- STATED GOAL
Go through the data below line by line and count those containing the word "source". Reply with the count only.

- SUPPLIED ENTRIES

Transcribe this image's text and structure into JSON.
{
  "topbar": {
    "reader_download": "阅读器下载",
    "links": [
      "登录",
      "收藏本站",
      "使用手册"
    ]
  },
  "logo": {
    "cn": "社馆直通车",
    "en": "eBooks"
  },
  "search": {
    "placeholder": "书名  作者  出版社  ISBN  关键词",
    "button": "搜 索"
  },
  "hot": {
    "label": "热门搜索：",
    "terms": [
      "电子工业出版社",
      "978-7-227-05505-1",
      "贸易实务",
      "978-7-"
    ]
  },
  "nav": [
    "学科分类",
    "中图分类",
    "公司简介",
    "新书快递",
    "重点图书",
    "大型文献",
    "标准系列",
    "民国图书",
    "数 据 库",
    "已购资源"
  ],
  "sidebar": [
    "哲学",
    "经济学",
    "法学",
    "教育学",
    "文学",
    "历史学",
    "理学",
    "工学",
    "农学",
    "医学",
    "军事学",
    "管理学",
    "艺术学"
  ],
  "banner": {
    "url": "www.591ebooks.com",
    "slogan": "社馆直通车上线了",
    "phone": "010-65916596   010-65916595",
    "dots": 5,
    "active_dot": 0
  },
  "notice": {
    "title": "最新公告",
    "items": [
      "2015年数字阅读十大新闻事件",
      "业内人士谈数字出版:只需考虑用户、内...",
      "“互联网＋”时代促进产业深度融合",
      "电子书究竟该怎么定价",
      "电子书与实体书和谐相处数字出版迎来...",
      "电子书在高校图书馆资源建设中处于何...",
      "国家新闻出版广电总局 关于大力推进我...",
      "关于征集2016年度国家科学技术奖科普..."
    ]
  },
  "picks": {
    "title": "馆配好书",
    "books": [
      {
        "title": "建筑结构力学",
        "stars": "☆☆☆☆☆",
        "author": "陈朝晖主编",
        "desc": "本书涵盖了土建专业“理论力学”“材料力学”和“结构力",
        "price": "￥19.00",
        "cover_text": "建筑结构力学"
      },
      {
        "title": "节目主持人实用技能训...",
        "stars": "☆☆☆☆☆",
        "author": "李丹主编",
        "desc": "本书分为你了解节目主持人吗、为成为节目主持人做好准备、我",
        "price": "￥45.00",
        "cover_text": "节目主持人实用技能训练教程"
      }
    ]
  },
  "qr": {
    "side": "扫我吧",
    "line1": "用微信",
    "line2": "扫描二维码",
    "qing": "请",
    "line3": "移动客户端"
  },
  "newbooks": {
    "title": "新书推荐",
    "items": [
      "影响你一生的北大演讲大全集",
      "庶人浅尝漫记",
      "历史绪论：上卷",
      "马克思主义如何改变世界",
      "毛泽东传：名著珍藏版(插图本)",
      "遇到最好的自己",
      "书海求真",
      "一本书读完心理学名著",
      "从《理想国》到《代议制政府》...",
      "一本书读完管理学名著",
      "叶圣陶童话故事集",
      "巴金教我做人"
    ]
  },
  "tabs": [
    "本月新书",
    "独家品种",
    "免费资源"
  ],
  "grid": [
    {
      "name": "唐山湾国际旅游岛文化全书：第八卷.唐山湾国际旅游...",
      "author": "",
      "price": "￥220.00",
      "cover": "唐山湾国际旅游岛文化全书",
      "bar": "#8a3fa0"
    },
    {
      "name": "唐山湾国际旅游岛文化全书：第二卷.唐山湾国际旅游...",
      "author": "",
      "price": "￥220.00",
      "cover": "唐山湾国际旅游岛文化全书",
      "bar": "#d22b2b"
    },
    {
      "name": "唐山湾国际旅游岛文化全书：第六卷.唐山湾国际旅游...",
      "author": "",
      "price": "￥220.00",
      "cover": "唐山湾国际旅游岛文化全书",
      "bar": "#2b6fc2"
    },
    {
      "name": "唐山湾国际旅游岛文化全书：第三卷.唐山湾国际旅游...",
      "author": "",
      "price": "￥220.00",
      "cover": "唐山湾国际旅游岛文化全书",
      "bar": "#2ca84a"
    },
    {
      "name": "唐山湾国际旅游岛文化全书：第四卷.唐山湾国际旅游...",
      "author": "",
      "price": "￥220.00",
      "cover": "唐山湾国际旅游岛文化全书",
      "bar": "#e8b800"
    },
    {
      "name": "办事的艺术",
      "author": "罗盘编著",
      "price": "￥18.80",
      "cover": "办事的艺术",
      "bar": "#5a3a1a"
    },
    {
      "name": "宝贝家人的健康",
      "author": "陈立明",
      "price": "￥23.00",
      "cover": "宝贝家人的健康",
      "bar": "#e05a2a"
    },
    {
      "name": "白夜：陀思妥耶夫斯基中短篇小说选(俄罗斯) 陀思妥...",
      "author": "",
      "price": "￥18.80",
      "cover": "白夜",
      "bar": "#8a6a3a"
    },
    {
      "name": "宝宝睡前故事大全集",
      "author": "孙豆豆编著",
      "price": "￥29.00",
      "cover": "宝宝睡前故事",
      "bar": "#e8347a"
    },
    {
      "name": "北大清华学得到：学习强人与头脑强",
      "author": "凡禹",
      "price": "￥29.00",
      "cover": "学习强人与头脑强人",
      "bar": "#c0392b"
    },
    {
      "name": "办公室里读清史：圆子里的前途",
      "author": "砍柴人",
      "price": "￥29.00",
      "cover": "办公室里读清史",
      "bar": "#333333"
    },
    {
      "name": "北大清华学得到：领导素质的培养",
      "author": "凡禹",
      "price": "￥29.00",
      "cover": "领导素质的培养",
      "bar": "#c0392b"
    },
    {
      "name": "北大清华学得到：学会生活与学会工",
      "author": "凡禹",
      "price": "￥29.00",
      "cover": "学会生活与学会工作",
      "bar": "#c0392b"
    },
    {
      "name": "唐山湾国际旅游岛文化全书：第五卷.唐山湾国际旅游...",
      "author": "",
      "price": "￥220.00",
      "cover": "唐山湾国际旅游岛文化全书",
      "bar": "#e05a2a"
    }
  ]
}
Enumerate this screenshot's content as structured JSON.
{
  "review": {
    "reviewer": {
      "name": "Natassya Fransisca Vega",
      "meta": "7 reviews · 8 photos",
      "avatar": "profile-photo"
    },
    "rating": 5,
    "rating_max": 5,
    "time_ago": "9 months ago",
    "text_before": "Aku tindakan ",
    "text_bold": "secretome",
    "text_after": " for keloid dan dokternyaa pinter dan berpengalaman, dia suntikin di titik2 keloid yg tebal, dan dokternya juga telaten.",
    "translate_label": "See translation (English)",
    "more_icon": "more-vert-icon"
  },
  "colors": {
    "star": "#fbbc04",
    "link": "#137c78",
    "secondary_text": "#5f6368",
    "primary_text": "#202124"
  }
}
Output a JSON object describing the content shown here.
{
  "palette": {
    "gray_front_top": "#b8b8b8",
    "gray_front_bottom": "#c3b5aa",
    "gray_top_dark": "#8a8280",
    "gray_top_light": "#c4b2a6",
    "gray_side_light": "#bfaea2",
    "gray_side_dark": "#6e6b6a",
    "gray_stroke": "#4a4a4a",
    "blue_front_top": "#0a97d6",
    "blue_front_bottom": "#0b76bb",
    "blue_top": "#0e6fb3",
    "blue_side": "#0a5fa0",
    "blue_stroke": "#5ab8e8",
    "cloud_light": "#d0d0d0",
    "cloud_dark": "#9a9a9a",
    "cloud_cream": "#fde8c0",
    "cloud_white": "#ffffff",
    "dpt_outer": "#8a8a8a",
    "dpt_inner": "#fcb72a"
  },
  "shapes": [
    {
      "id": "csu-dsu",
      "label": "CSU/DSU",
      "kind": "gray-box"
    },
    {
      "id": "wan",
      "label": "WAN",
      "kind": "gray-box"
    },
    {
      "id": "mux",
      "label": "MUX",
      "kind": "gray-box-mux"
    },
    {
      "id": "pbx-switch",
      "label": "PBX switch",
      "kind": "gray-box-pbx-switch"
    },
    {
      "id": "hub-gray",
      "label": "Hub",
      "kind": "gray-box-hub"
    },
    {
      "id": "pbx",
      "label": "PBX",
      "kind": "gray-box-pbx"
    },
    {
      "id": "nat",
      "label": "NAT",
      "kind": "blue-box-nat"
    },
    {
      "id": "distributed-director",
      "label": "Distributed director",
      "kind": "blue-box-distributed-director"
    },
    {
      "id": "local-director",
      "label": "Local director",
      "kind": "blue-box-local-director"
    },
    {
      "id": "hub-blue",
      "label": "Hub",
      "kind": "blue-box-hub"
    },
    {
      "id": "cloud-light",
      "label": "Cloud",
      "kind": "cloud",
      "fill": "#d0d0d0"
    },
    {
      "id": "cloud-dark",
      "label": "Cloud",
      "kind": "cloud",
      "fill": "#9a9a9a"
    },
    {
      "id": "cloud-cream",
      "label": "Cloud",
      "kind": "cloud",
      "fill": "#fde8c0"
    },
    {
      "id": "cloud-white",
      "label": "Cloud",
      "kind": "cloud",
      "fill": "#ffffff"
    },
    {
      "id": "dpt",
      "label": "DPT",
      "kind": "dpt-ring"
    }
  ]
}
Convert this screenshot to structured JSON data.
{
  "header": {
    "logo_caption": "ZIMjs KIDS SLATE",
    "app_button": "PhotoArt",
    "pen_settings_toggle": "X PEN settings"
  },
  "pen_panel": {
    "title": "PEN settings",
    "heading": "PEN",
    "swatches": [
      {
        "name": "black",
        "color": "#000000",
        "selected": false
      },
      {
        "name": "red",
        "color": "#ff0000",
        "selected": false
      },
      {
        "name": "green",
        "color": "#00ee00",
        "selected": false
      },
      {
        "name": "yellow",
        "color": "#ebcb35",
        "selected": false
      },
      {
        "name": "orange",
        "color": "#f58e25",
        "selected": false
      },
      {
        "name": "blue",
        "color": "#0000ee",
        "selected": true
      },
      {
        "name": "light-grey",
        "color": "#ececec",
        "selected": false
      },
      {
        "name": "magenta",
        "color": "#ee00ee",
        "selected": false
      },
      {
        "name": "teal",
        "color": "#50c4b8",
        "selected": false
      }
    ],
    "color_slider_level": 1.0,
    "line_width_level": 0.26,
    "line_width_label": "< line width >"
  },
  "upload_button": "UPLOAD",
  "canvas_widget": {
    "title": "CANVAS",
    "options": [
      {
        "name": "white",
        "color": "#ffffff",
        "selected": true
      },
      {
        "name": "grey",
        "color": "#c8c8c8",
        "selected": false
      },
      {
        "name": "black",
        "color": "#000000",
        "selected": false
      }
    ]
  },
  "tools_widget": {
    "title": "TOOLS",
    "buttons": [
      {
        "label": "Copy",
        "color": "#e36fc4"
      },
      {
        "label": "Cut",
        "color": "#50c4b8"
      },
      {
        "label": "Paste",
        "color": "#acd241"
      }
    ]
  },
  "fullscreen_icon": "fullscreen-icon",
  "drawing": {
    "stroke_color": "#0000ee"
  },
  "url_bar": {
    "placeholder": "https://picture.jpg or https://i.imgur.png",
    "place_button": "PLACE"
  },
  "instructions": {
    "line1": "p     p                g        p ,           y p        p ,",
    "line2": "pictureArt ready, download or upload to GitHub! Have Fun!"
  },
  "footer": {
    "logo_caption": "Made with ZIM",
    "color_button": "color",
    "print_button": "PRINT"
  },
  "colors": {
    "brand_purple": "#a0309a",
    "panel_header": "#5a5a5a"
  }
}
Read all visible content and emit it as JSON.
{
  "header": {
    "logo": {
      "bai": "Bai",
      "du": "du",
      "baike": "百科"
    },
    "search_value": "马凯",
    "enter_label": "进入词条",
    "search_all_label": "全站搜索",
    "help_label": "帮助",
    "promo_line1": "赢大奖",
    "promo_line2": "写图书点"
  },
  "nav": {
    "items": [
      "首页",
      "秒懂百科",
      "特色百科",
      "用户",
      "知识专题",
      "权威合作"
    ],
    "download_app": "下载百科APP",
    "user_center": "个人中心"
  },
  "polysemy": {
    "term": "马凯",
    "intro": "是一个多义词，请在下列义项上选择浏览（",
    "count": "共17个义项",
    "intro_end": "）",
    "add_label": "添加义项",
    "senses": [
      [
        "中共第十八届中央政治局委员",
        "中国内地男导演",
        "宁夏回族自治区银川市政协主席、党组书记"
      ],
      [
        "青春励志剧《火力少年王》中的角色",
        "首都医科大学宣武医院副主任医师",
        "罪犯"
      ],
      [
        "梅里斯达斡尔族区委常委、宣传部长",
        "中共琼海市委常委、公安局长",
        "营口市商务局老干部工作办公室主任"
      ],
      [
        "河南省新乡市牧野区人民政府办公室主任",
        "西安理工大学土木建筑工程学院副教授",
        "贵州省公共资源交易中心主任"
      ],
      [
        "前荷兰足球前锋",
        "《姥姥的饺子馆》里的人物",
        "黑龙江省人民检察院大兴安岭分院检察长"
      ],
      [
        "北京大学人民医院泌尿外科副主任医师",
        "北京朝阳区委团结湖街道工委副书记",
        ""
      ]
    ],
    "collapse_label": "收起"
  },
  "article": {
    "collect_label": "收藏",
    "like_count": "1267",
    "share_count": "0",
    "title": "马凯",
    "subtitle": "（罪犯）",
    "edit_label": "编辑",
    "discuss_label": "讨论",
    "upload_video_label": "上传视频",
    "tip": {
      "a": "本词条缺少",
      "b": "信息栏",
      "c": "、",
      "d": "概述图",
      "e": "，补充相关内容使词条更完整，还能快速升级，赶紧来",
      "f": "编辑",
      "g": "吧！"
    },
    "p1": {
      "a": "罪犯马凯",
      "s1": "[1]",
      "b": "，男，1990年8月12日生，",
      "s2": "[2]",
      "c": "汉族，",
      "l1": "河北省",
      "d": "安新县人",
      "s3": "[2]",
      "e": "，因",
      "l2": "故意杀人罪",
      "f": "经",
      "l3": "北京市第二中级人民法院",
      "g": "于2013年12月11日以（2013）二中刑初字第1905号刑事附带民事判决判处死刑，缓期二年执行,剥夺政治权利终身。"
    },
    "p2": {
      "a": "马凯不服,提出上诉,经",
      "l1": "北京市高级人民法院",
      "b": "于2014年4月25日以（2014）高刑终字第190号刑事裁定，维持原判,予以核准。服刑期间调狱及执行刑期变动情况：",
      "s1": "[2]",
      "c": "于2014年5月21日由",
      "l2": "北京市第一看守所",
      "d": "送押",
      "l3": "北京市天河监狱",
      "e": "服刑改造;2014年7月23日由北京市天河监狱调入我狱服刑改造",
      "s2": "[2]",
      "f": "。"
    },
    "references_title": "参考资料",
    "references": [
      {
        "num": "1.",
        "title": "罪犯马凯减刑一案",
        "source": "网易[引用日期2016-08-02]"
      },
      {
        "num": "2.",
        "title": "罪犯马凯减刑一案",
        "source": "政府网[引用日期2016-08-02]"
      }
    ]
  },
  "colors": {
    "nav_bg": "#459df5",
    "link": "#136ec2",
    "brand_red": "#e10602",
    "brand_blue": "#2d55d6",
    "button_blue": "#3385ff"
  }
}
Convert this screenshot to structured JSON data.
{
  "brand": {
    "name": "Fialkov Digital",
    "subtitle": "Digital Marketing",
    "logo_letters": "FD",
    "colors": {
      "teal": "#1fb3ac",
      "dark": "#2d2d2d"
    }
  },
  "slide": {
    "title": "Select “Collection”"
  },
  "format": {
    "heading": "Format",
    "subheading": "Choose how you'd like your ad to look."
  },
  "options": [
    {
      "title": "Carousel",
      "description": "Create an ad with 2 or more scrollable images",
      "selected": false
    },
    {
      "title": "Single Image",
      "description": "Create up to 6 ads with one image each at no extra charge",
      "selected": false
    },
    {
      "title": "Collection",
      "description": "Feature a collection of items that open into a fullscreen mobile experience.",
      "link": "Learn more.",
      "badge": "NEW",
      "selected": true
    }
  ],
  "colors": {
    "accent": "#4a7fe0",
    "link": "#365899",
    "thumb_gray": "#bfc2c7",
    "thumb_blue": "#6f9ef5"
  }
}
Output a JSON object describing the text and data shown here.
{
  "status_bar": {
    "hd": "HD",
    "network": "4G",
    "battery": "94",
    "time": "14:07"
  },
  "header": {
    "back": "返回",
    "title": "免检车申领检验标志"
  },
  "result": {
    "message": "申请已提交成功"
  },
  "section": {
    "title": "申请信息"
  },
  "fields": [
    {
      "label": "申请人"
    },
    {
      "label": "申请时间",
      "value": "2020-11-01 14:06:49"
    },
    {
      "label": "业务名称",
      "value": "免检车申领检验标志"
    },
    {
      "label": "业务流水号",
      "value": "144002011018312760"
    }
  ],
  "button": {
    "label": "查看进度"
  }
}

- CORRECT RESPONSE
2